→ **SET EXERCISE**: Return every line of the data below unchanged.

→ **SOURCE RECORDS**:
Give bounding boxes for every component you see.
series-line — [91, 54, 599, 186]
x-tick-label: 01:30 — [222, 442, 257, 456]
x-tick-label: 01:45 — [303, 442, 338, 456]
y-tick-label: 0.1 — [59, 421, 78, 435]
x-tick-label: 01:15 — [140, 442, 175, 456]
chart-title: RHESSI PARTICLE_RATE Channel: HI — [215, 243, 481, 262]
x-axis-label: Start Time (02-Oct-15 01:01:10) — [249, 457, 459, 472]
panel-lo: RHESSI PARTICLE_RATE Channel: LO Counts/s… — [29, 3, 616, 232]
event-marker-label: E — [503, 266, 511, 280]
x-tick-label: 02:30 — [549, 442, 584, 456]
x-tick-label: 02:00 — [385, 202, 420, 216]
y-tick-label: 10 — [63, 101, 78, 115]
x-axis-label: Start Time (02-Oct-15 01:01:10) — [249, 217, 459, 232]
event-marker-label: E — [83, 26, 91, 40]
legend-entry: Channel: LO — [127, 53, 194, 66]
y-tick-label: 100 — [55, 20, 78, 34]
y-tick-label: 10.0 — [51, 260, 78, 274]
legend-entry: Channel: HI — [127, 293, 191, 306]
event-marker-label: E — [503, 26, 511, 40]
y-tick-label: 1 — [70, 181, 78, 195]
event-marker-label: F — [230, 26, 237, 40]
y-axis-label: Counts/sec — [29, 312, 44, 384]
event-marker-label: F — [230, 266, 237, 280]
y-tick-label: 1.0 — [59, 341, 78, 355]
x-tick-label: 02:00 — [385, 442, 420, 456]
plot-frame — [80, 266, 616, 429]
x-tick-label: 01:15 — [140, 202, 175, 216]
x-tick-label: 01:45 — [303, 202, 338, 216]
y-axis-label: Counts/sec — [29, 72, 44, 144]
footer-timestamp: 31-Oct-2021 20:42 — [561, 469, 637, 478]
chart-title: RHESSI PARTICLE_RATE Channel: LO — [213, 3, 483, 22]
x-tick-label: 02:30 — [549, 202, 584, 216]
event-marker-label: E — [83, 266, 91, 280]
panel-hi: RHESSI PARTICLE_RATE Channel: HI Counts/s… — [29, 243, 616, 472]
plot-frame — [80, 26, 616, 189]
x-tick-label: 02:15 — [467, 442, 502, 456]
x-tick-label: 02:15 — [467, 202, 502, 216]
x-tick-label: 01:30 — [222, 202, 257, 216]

→ **COMPLETE OUTPUT**:
Give bounding boxes for every component you see.
series-line — [91, 54, 599, 186]
x-tick-label: 01:30 — [222, 442, 257, 456]
x-tick-label: 01:45 — [303, 442, 338, 456]
y-tick-label: 0.1 — [59, 421, 78, 435]
x-tick-label: 01:15 — [140, 442, 175, 456]
chart-title: RHESSI PARTICLE_RATE Channel: HI — [215, 243, 481, 262]
x-axis-label: Start Time (02-Oct-15 01:01:10) — [249, 457, 459, 472]
panel-lo: RHESSI PARTICLE_RATE Channel: LO Counts/s… — [29, 3, 616, 232]
event-marker-label: E — [503, 266, 511, 280]
x-tick-label: 02:30 — [549, 442, 584, 456]
x-tick-label: 02:00 — [385, 202, 420, 216]
y-tick-label: 10 — [63, 101, 78, 115]
x-axis-label: Start Time (02-Oct-15 01:01:10) — [249, 217, 459, 232]
event-marker-label: E — [83, 26, 91, 40]
legend-entry: Channel: LO — [127, 53, 194, 66]
y-tick-label: 100 — [55, 20, 78, 34]
y-tick-label: 10.0 — [51, 260, 78, 274]
legend-entry: Channel: HI — [127, 293, 191, 306]
event-marker-label: E — [503, 26, 511, 40]
y-tick-label: 1 — [70, 181, 78, 195]
event-marker-label: F — [230, 26, 237, 40]
y-axis-label: Counts/sec — [29, 312, 44, 384]
event-marker-label: F — [230, 266, 237, 280]
y-tick-label: 1.0 — [59, 341, 78, 355]
x-tick-label: 02:00 — [385, 442, 420, 456]
plot-frame — [80, 266, 616, 429]
x-tick-label: 01:15 — [140, 202, 175, 216]
x-tick-label: 01:45 — [303, 202, 338, 216]
y-axis-label: Counts/sec — [29, 72, 44, 144]
footer-timestamp: 31-Oct-2021 20:42 — [561, 469, 637, 478]
chart-title: RHESSI PARTICLE_RATE Channel: LO — [213, 3, 483, 22]
x-tick-label: 02:30 — [549, 202, 584, 216]
event-marker-label: E — [83, 266, 91, 280]
panel-hi: RHESSI PARTICLE_RATE Channel: HI Counts/s… — [29, 243, 616, 472]
plot-frame — [80, 26, 616, 189]
x-tick-label: 02:15 — [467, 442, 502, 456]
x-tick-label: 02:15 — [467, 202, 502, 216]
x-tick-label: 01:30 — [222, 202, 257, 216]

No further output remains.